[Start GIVEN DATA]

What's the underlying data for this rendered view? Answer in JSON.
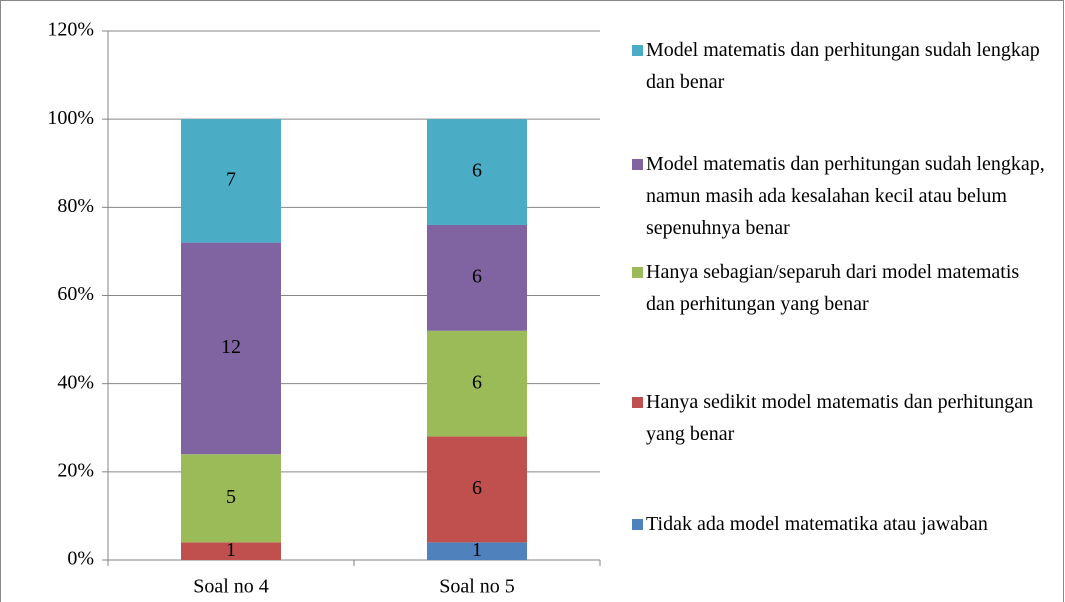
{
  "chart_data": {
    "type": "bar",
    "stacking": "percent",
    "categories": [
      "Soal no 4",
      "Soal no 5"
    ],
    "series": [
      {
        "name": "Tidak ada model matematika atau jawaban",
        "color": "#4f81bd",
        "values": [
          0,
          1
        ]
      },
      {
        "name": "Hanya sedikit model matematis dan perhitungan yang benar",
        "color": "#c0504d",
        "values": [
          1,
          6
        ]
      },
      {
        "name": "Hanya sebagian/separuh dari model matematis dan perhitungan yang benar",
        "color": "#9bbb59",
        "values": [
          5,
          6
        ]
      },
      {
        "name": "Model matematis dan perhitungan sudah lengkap, namun masih ada kesalahan kecil atau belum sepenuhnya benar",
        "color": "#8064a2",
        "values": [
          12,
          6
        ]
      },
      {
        "name": "Model matematis dan perhitungan sudah lengkap dan benar",
        "color": "#4bacc6",
        "values": [
          7,
          6
        ]
      }
    ],
    "ylim": [
      0,
      120
    ],
    "yticks": [
      {
        "value": 0,
        "label": "0%"
      },
      {
        "value": 20,
        "label": "20%"
      },
      {
        "value": 40,
        "label": "40%"
      },
      {
        "value": 60,
        "label": "60%"
      },
      {
        "value": 80,
        "label": "80%"
      },
      {
        "value": 100,
        "label": "100%"
      },
      {
        "value": 120,
        "label": "120%"
      }
    ],
    "grid": true,
    "legend": "right"
  }
}
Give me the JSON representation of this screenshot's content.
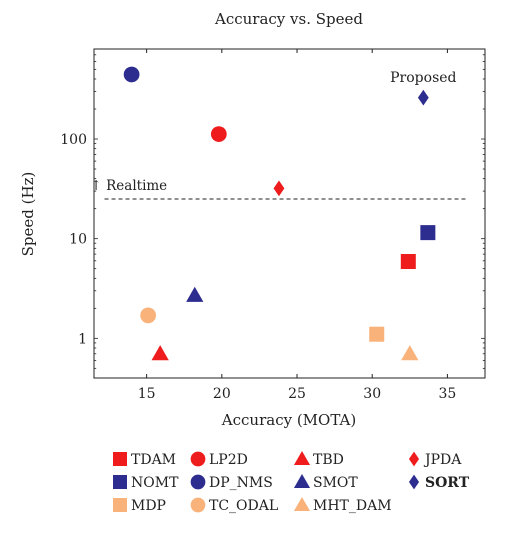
{
  "chart_data": {
    "type": "scatter",
    "title": "Accuracy vs. Speed",
    "xlabel": "Accuracy (MOTA)",
    "ylabel": "Speed (Hz)",
    "xlim": [
      11.5,
      37.5
    ],
    "ylim": [
      0.4,
      800
    ],
    "yscale": "log",
    "xticks": [
      15,
      20,
      25,
      30,
      35
    ],
    "yticks": [
      1,
      10,
      100
    ],
    "ytick_labels": [
      "1",
      "10",
      "100"
    ],
    "grid": false,
    "legend_position": "bottom",
    "realtime_line": {
      "y": 25,
      "x_from": 12.2,
      "x_to": 36.2,
      "label": "↑ Realtime"
    },
    "annotation": {
      "text": "Proposed",
      "x": 33.4,
      "y": 420
    },
    "series": [
      {
        "name": "TDAM",
        "marker": "square",
        "color": "#ee1c1c",
        "x": 32.4,
        "y": 5.9
      },
      {
        "name": "LP2D",
        "marker": "circle",
        "color": "#ee1c1c",
        "x": 19.8,
        "y": 112
      },
      {
        "name": "TBD",
        "marker": "triangle",
        "color": "#ee1c1c",
        "x": 15.9,
        "y": 0.7
      },
      {
        "name": "JPDA",
        "marker": "diamond",
        "color": "#ee1c1c",
        "x": 23.8,
        "y": 32
      },
      {
        "name": "NOMT",
        "marker": "square",
        "color": "#2d2d8f",
        "x": 33.7,
        "y": 11.5
      },
      {
        "name": "DP_NMS",
        "marker": "circle",
        "color": "#2d2d8f",
        "x": 14.0,
        "y": 444
      },
      {
        "name": "SMOT",
        "marker": "triangle",
        "color": "#2d2d8f",
        "x": 18.2,
        "y": 2.7
      },
      {
        "name": "SORT",
        "marker": "diamond",
        "color": "#2d2d8f",
        "x": 33.4,
        "y": 260,
        "bold": true
      },
      {
        "name": "MDP",
        "marker": "square",
        "color": "#f9b27a",
        "x": 30.3,
        "y": 1.1
      },
      {
        "name": "TC_ODAL",
        "marker": "circle",
        "color": "#f9b27a",
        "x": 15.1,
        "y": 1.7
      },
      {
        "name": "MHT_DAM",
        "marker": "triangle",
        "color": "#f9b27a",
        "x": 32.5,
        "y": 0.7
      }
    ]
  }
}
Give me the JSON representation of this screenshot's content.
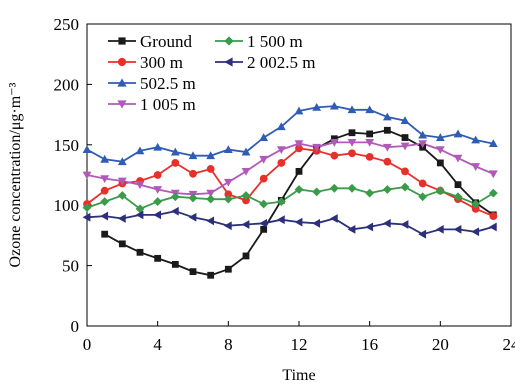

[End GIVEN DATA]

* _WORK TO COMPLETE_: Quote each line of the listing exactly, but leave the pictures out.

* _WRITTEN SOLUTION_:
What's the underlying data for this rendered view? Answer in JSON.
{
  "chart_data": {
    "type": "bar",
    "stacking": "percent",
    "categories": [
      "Soal no 4",
      "Soal no 5"
    ],
    "series": [
      {
        "name": "Tidak ada model matematika atau jawaban",
        "color": "#4f81bd",
        "values": [
          0,
          1
        ]
      },
      {
        "name": "Hanya sedikit model matematis dan perhitungan yang benar",
        "color": "#c0504d",
        "values": [
          1,
          6
        ]
      },
      {
        "name": "Hanya sebagian/separuh dari model matematis dan perhitungan yang benar",
        "color": "#9bbb59",
        "values": [
          5,
          6
        ]
      },
      {
        "name": "Model matematis dan perhitungan sudah lengkap, namun masih ada kesalahan kecil atau belum sepenuhnya benar",
        "color": "#8064a2",
        "values": [
          12,
          6
        ]
      },
      {
        "name": "Model matematis dan perhitungan sudah lengkap dan benar",
        "color": "#4bacc6",
        "values": [
          7,
          6
        ]
      }
    ],
    "ylim": [
      0,
      120
    ],
    "yticks": [
      {
        "value": 0,
        "label": "0%"
      },
      {
        "value": 20,
        "label": "20%"
      },
      {
        "value": 40,
        "label": "40%"
      },
      {
        "value": 60,
        "label": "60%"
      },
      {
        "value": 80,
        "label": "80%"
      },
      {
        "value": 100,
        "label": "100%"
      },
      {
        "value": 120,
        "label": "120%"
      }
    ],
    "grid": true,
    "legend": "right"
  }
}
Give me the JSON representation of this screenshot's content.
{
  "chart_data": {
    "type": "scatter",
    "title": "Accuracy vs. Speed",
    "xlabel": "Accuracy (MOTA)",
    "ylabel": "Speed (Hz)",
    "xlim": [
      11.5,
      37.5
    ],
    "ylim": [
      0.4,
      800
    ],
    "yscale": "log",
    "xticks": [
      15,
      20,
      25,
      30,
      35
    ],
    "yticks": [
      1,
      10,
      100
    ],
    "ytick_labels": [
      "1",
      "10",
      "100"
    ],
    "grid": false,
    "legend_position": "bottom",
    "realtime_line": {
      "y": 25,
      "x_from": 12.2,
      "x_to": 36.2,
      "label": "↑ Realtime"
    },
    "annotation": {
      "text": "Proposed",
      "x": 33.4,
      "y": 420
    },
    "series": [
      {
        "name": "TDAM",
        "marker": "square",
        "color": "#ee1c1c",
        "x": 32.4,
        "y": 5.9
      },
      {
        "name": "LP2D",
        "marker": "circle",
        "color": "#ee1c1c",
        "x": 19.8,
        "y": 112
      },
      {
        "name": "TBD",
        "marker": "triangle",
        "color": "#ee1c1c",
        "x": 15.9,
        "y": 0.7
      },
      {
        "name": "JPDA",
        "marker": "diamond",
        "color": "#ee1c1c",
        "x": 23.8,
        "y": 32
      },
      {
        "name": "NOMT",
        "marker": "square",
        "color": "#2d2d8f",
        "x": 33.7,
        "y": 11.5
      },
      {
        "name": "DP_NMS",
        "marker": "circle",
        "color": "#2d2d8f",
        "x": 14.0,
        "y": 444
      },
      {
        "name": "SMOT",
        "marker": "triangle",
        "color": "#2d2d8f",
        "x": 18.2,
        "y": 2.7
      },
      {
        "name": "SORT",
        "marker": "diamond",
        "color": "#2d2d8f",
        "x": 33.4,
        "y": 260,
        "bold": true
      },
      {
        "name": "MDP",
        "marker": "square",
        "color": "#f9b27a",
        "x": 30.3,
        "y": 1.1
      },
      {
        "name": "TC_ODAL",
        "marker": "circle",
        "color": "#f9b27a",
        "x": 15.1,
        "y": 1.7
      },
      {
        "name": "MHT_DAM",
        "marker": "triangle",
        "color": "#f9b27a",
        "x": 32.5,
        "y": 0.7
      }
    ]
  }
}
Give me the JSON representation of this screenshot's content.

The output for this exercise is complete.